* _Directions for this task_
Write out the whole of the material exactly.

--------

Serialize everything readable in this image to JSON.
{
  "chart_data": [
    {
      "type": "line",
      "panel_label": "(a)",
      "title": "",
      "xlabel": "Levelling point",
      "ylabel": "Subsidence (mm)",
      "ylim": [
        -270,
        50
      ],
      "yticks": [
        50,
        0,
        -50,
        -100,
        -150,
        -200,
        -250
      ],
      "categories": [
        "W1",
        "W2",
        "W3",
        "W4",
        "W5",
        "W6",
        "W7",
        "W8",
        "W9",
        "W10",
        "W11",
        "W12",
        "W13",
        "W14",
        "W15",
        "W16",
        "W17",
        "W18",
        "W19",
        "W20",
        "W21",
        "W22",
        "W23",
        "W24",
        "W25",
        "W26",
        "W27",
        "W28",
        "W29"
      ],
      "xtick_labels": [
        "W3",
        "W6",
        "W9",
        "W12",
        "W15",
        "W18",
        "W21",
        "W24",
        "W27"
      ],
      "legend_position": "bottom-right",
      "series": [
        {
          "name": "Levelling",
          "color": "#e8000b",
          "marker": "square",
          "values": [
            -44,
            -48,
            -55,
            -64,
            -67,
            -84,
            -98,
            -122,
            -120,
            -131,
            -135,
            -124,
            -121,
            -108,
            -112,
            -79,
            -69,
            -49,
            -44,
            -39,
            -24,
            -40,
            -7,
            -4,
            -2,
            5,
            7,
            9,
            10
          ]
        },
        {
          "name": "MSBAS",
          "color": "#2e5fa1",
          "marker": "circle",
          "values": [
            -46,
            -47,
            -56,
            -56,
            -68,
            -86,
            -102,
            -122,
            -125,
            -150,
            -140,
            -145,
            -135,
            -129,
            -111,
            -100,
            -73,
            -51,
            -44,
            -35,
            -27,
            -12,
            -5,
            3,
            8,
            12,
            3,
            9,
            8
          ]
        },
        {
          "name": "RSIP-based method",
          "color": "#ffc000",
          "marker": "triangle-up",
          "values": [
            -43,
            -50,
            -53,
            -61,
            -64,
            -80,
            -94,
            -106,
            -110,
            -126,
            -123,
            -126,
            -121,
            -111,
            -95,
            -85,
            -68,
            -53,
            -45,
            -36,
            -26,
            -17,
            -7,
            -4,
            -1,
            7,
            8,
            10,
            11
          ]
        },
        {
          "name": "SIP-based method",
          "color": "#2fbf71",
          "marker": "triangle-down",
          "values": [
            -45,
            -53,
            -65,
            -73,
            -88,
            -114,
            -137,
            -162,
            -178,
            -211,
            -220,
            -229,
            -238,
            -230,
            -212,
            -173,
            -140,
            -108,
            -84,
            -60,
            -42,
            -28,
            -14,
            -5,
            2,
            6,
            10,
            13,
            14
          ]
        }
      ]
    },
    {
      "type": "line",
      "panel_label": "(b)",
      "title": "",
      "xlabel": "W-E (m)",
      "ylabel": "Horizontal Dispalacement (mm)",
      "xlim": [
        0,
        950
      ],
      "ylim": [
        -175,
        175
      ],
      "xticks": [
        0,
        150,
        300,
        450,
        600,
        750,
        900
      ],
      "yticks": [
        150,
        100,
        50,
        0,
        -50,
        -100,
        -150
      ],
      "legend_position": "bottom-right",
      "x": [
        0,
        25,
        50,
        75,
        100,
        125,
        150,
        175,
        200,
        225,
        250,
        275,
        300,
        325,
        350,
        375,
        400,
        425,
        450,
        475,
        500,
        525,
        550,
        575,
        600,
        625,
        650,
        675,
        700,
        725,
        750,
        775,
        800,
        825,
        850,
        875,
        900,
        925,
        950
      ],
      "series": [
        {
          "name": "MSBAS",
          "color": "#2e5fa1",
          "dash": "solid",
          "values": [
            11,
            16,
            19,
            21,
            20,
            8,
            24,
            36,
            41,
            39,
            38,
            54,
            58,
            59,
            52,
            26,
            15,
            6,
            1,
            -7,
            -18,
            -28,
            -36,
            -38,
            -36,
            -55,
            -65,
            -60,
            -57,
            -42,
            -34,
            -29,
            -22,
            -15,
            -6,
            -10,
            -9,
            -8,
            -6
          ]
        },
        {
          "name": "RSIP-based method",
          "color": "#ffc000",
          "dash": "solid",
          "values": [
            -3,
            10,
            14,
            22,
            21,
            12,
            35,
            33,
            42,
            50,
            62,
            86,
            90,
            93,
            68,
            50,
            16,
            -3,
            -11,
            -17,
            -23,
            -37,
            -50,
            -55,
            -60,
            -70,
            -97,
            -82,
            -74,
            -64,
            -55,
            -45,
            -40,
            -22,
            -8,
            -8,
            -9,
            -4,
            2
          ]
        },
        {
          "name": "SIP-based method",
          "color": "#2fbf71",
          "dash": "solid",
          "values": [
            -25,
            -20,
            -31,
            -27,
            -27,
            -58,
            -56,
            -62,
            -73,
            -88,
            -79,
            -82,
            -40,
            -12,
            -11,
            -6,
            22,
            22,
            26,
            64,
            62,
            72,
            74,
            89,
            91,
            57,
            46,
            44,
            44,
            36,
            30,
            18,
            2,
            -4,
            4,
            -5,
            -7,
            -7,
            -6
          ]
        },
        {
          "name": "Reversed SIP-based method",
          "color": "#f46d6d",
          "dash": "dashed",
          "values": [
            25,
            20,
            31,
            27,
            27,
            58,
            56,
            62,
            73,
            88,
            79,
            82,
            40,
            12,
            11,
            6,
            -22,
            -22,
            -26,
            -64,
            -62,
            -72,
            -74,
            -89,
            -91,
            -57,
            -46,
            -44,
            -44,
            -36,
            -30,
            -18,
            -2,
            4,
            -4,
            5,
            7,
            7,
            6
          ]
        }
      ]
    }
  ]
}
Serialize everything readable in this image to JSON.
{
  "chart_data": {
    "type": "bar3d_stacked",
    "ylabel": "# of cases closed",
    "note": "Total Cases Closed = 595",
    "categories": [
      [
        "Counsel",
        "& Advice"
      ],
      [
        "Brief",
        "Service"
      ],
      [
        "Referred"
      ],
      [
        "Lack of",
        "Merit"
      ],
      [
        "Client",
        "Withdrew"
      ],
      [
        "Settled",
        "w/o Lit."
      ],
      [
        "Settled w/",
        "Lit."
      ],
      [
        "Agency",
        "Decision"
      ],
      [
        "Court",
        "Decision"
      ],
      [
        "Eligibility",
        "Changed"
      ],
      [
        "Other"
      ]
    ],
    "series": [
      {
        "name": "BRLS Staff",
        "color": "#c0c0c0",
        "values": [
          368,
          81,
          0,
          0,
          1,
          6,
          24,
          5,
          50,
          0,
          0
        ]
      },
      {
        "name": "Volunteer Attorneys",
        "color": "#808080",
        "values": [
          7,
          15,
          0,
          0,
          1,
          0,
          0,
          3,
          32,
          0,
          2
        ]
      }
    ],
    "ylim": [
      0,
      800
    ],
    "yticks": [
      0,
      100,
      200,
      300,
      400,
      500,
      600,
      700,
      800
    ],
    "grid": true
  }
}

--------

* _Answer for the task_
Serialize everything readable in this image to JSON.
{
  "chart_data": [
    {
      "type": "line",
      "panel_label": "(a)",
      "title": "",
      "xlabel": "Levelling point",
      "ylabel": "Subsidence (mm)",
      "ylim": [
        -270,
        50
      ],
      "yticks": [
        50,
        0,
        -50,
        -100,
        -150,
        -200,
        -250
      ],
      "categories": [
        "W1",
        "W2",
        "W3",
        "W4",
        "W5",
        "W6",
        "W7",
        "W8",
        "W9",
        "W10",
        "W11",
        "W12",
        "W13",
        "W14",
        "W15",
        "W16",
        "W17",
        "W18",
        "W19",
        "W20",
        "W21",
        "W22",
        "W23",
        "W24",
        "W25",
        "W26",
        "W27",
        "W28",
        "W29"
      ],
      "xtick_labels": [
        "W3",
        "W6",
        "W9",
        "W12",
        "W15",
        "W18",
        "W21",
        "W24",
        "W27"
      ],
      "legend_position": "bottom-right",
      "series": [
        {
          "name": "Levelling",
          "color": "#e8000b",
          "marker": "square",
          "values": [
            -44,
            -48,
            -55,
            -64,
            -67,
            -84,
            -98,
            -122,
            -120,
            -131,
            -135,
            -124,
            -121,
            -108,
            -112,
            -79,
            -69,
            -49,
            -44,
            -39,
            -24,
            -40,
            -7,
            -4,
            -2,
            5,
            7,
            9,
            10
          ]
        },
        {
          "name": "MSBAS",
          "color": "#2e5fa1",
          "marker": "circle",
          "values": [
            -46,
            -47,
            -56,
            -56,
            -68,
            -86,
            -102,
            -122,
            -125,
            -150,
            -140,
            -145,
            -135,
            -129,
            -111,
            -100,
            -73,
            -51,
            -44,
            -35,
            -27,
            -12,
            -5,
            3,
            8,
            12,
            3,
            9,
            8
          ]
        },
        {
          "name": "RSIP-based method",
          "color": "#ffc000",
          "marker": "triangle-up",
          "values": [
            -43,
            -50,
            -53,
            -61,
            -64,
            -80,
            -94,
            -106,
            -110,
            -126,
            -123,
            -126,
            -121,
            -111,
            -95,
            -85,
            -68,
            -53,
            -45,
            -36,
            -26,
            -17,
            -7,
            -4,
            -1,
            7,
            8,
            10,
            11
          ]
        },
        {
          "name": "SIP-based method",
          "color": "#2fbf71",
          "marker": "triangle-down",
          "values": [
            -45,
            -53,
            -65,
            -73,
            -88,
            -114,
            -137,
            -162,
            -178,
            -211,
            -220,
            -229,
            -238,
            -230,
            -212,
            -173,
            -140,
            -108,
            -84,
            -60,
            -42,
            -28,
            -14,
            -5,
            2,
            6,
            10,
            13,
            14
          ]
        }
      ]
    },
    {
      "type": "line",
      "panel_label": "(b)",
      "title": "",
      "xlabel": "W-E (m)",
      "ylabel": "Horizontal Dispalacement (mm)",
      "xlim": [
        0,
        950
      ],
      "ylim": [
        -175,
        175
      ],
      "xticks": [
        0,
        150,
        300,
        450,
        600,
        750,
        900
      ],
      "yticks": [
        150,
        100,
        50,
        0,
        -50,
        -100,
        -150
      ],
      "legend_position": "bottom-right",
      "x": [
        0,
        25,
        50,
        75,
        100,
        125,
        150,
        175,
        200,
        225,
        250,
        275,
        300,
        325,
        350,
        375,
        400,
        425,
        450,
        475,
        500,
        525,
        550,
        575,
        600,
        625,
        650,
        675,
        700,
        725,
        750,
        775,
        800,
        825,
        850,
        875,
        900,
        925,
        950
      ],
      "series": [
        {
          "name": "MSBAS",
          "color": "#2e5fa1",
          "dash": "solid",
          "values": [
            11,
            16,
            19,
            21,
            20,
            8,
            24,
            36,
            41,
            39,
            38,
            54,
            58,
            59,
            52,
            26,
            15,
            6,
            1,
            -7,
            -18,
            -28,
            -36,
            -38,
            -36,
            -55,
            -65,
            -60,
            -57,
            -42,
            -34,
            -29,
            -22,
            -15,
            -6,
            -10,
            -9,
            -8,
            -6
          ]
        },
        {
          "name": "RSIP-based method",
          "color": "#ffc000",
          "dash": "solid",
          "values": [
            -3,
            10,
            14,
            22,
            21,
            12,
            35,
            33,
            42,
            50,
            62,
            86,
            90,
            93,
            68,
            50,
            16,
            -3,
            -11,
            -17,
            -23,
            -37,
            -50,
            -55,
            -60,
            -70,
            -97,
            -82,
            -74,
            -64,
            -55,
            -45,
            -40,
            -22,
            -8,
            -8,
            -9,
            -4,
            2
          ]
        },
        {
          "name": "SIP-based method",
          "color": "#2fbf71",
          "dash": "solid",
          "values": [
            -25,
            -20,
            -31,
            -27,
            -27,
            -58,
            -56,
            -62,
            -73,
            -88,
            -79,
            -82,
            -40,
            -12,
            -11,
            -6,
            22,
            22,
            26,
            64,
            62,
            72,
            74,
            89,
            91,
            57,
            46,
            44,
            44,
            36,
            30,
            18,
            2,
            -4,
            4,
            -5,
            -7,
            -7,
            -6
          ]
        },
        {
          "name": "Reversed SIP-based method",
          "color": "#f46d6d",
          "dash": "dashed",
          "values": [
            25,
            20,
            31,
            27,
            27,
            58,
            56,
            62,
            73,
            88,
            79,
            82,
            40,
            12,
            11,
            6,
            -22,
            -22,
            -26,
            -64,
            -62,
            -72,
            -74,
            -89,
            -91,
            -57,
            -46,
            -44,
            -44,
            -36,
            -30,
            -18,
            -2,
            4,
            -4,
            5,
            7,
            7,
            6
          ]
        }
      ]
    }
  ]
}
Serialize everything readable in this image to JSON.
{
  "chart_data": {
    "type": "bar3d_stacked",
    "ylabel": "# of cases closed",
    "note": "Total Cases Closed = 595",
    "categories": [
      [
        "Counsel",
        "& Advice"
      ],
      [
        "Brief",
        "Service"
      ],
      [
        "Referred"
      ],
      [
        "Lack of",
        "Merit"
      ],
      [
        "Client",
        "Withdrew"
      ],
      [
        "Settled",
        "w/o Lit."
      ],
      [
        "Settled w/",
        "Lit."
      ],
      [
        "Agency",
        "Decision"
      ],
      [
        "Court",
        "Decision"
      ],
      [
        "Eligibility",
        "Changed"
      ],
      [
        "Other"
      ]
    ],
    "series": [
      {
        "name": "BRLS Staff",
        "color": "#c0c0c0",
        "values": [
          368,
          81,
          0,
          0,
          1,
          6,
          24,
          5,
          50,
          0,
          0
        ]
      },
      {
        "name": "Volunteer Attorneys",
        "color": "#808080",
        "values": [
          7,
          15,
          0,
          0,
          1,
          0,
          0,
          3,
          32,
          0,
          2
        ]
      }
    ],
    "ylim": [
      0,
      800
    ],
    "yticks": [
      0,
      100,
      200,
      300,
      400,
      500,
      600,
      700,
      800
    ],
    "grid": true
  }
}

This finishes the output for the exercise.